Reproduce the rows from the start through the line containing "text-line: 暑假已经过去，新的学期已经开始。在暑假中，各班积极响 [178, 1301, 840, 1330]", substituting "阅读节" for every "读书节" and leaving everything else unchanged.

··· Information supplied

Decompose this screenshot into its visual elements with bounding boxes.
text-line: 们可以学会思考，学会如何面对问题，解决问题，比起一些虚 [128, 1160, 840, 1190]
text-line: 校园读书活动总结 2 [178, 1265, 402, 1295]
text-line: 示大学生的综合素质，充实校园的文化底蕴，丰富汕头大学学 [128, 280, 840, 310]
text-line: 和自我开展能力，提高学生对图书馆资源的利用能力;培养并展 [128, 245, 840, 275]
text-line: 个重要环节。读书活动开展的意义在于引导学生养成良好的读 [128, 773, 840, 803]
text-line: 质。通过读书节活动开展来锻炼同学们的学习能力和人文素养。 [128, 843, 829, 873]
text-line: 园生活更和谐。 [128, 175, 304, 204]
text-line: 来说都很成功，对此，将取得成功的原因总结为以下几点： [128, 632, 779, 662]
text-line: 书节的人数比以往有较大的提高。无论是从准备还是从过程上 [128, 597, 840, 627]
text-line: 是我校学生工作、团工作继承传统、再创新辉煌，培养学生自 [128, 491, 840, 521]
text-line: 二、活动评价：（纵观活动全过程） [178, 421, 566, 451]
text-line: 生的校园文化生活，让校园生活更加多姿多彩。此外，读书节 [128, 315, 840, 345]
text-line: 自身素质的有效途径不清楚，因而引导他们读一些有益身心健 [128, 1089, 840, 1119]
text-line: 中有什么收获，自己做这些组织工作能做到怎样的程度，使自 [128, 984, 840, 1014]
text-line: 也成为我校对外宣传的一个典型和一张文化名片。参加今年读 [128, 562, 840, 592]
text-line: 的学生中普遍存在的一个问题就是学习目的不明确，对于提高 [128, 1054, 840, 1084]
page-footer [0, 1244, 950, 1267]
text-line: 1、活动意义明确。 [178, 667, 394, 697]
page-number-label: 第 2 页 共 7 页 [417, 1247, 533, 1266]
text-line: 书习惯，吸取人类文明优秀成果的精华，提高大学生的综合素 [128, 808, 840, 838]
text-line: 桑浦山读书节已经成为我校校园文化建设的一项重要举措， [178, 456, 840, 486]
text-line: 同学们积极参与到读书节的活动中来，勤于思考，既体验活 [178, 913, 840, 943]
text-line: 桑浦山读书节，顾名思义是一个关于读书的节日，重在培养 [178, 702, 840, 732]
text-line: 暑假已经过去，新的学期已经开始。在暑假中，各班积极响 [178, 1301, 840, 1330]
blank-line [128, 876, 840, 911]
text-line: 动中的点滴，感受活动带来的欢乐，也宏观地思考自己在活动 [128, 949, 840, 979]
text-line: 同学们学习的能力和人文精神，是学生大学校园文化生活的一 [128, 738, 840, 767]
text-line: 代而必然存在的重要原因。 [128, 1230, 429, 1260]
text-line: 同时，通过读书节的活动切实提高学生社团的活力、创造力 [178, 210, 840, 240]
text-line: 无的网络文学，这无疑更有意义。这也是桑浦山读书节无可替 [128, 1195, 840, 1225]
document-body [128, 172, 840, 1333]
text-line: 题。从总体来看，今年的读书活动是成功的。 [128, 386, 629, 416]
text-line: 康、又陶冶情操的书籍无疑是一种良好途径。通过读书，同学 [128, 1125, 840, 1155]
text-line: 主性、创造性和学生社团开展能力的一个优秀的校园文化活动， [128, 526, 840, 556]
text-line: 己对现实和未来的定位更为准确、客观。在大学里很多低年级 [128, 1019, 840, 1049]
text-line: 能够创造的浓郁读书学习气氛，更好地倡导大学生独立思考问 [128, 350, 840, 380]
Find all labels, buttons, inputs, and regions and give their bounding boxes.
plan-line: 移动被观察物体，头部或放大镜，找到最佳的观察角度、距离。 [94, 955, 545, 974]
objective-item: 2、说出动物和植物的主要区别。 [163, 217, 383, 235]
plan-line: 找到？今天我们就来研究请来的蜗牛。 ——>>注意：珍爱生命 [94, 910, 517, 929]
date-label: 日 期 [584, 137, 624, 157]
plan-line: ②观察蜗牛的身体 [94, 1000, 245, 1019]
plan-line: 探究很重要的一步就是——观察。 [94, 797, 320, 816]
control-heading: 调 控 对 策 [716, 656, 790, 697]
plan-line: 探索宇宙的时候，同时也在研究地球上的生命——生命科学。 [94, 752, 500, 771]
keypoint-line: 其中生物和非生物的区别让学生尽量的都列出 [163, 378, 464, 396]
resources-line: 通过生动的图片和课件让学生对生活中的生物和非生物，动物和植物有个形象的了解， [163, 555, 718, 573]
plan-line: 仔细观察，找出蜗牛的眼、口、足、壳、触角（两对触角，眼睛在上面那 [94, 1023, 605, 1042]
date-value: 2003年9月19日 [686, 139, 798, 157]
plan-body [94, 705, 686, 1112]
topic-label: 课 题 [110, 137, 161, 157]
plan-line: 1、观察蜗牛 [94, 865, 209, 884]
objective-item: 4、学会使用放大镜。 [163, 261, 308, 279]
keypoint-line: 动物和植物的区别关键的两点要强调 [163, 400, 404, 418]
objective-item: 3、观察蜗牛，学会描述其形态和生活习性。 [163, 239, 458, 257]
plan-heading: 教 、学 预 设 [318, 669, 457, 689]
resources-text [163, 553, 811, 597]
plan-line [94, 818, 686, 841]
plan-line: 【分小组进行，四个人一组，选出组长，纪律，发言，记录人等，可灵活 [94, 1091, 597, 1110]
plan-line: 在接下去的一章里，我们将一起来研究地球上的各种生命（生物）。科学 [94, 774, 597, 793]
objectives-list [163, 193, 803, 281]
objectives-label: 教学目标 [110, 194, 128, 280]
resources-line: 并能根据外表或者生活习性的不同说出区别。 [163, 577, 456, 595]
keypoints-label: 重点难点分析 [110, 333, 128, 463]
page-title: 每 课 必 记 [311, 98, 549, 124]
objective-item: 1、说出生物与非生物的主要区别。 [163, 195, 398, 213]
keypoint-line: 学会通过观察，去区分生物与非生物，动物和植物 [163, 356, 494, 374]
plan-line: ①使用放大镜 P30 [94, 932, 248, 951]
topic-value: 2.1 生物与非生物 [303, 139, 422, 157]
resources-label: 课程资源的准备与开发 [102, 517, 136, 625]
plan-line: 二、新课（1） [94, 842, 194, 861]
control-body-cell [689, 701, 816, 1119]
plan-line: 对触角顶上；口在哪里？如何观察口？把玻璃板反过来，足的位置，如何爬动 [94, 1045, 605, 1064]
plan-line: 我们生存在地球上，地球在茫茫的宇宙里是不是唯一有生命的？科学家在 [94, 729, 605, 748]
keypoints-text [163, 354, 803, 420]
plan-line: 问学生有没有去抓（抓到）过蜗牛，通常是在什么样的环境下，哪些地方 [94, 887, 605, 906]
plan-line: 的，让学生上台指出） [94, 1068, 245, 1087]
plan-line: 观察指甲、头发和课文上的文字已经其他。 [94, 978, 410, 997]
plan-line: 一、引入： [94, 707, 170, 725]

······

Answer to the task:
Decompose this screenshot into its visual elements with bounding boxes.
text-line: 们可以学会思考，学会如何面对问题，解决问题，比起一些虚 [128, 1160, 840, 1190]
text-line: 校园读书活动总结 2 [178, 1265, 402, 1295]
text-line: 示大学生的综合素质，充实校园的文化底蕴，丰富汕头大学学 [128, 280, 840, 310]
text-line: 和自我开展能力，提高学生对图书馆资源的利用能力;培养并展 [128, 245, 840, 275]
text-line: 个重要环节。读书活动开展的意义在于引导学生养成良好的读 [128, 773, 840, 803]
text-line: 质。通过阅读节活动开展来锻炼同学们的学习能力和人文素养。 [128, 843, 829, 873]
text-line: 园生活更和谐。 [128, 175, 304, 204]
text-line: 来说都很成功，对此，将取得成功的原因总结为以下几点： [128, 632, 779, 662]
text-line: 书节的人数比以往有较大的提高。无论是从准备还是从过程上 [128, 597, 840, 627]
text-line: 是我校学生工作、团工作继承传统、再创新辉煌，培养学生自 [128, 491, 840, 521]
text-line: 二、活动评价：（纵观活动全过程） [178, 421, 566, 451]
text-line: 生的校园文化生活，让校园生活更加多姿多彩。此外，阅读节 [128, 315, 840, 345]
text-line: 自身素质的有效途径不清楚，因而引导他们读一些有益身心健 [128, 1089, 840, 1119]
text-line: 中有什么收获，自己做这些组织工作能做到怎样的程度，使自 [128, 984, 840, 1014]
text-line: 也成为我校对外宣传的一个典型和一张文化名片。参加今年读 [128, 562, 840, 592]
text-line: 的学生中普遍存在的一个问题就是学习目的不明确，对于提高 [128, 1054, 840, 1084]
page-footer [0, 1244, 950, 1267]
text-line: 1、活动意义明确。 [178, 667, 394, 697]
page-number-label: 第 2 页 共 7 页 [417, 1247, 533, 1266]
text-line: 书习惯，吸取人类文明优秀成果的精华，提高大学生的综合素 [128, 808, 840, 838]
text-line: 桑浦山阅读节已经成为我校校园文化建设的一项重要举措， [178, 456, 840, 486]
text-line: 同学们积极参与到阅读节的活动中来，勤于思考，既体验活 [178, 913, 840, 943]
text-line: 桑浦山阅读节，顾名思义是一个关于读书的节日，重在培养 [178, 702, 840, 732]
text-line: 暑假已经过去，新的学期已经开始。在暑假中，各班积极响 [178, 1301, 840, 1330]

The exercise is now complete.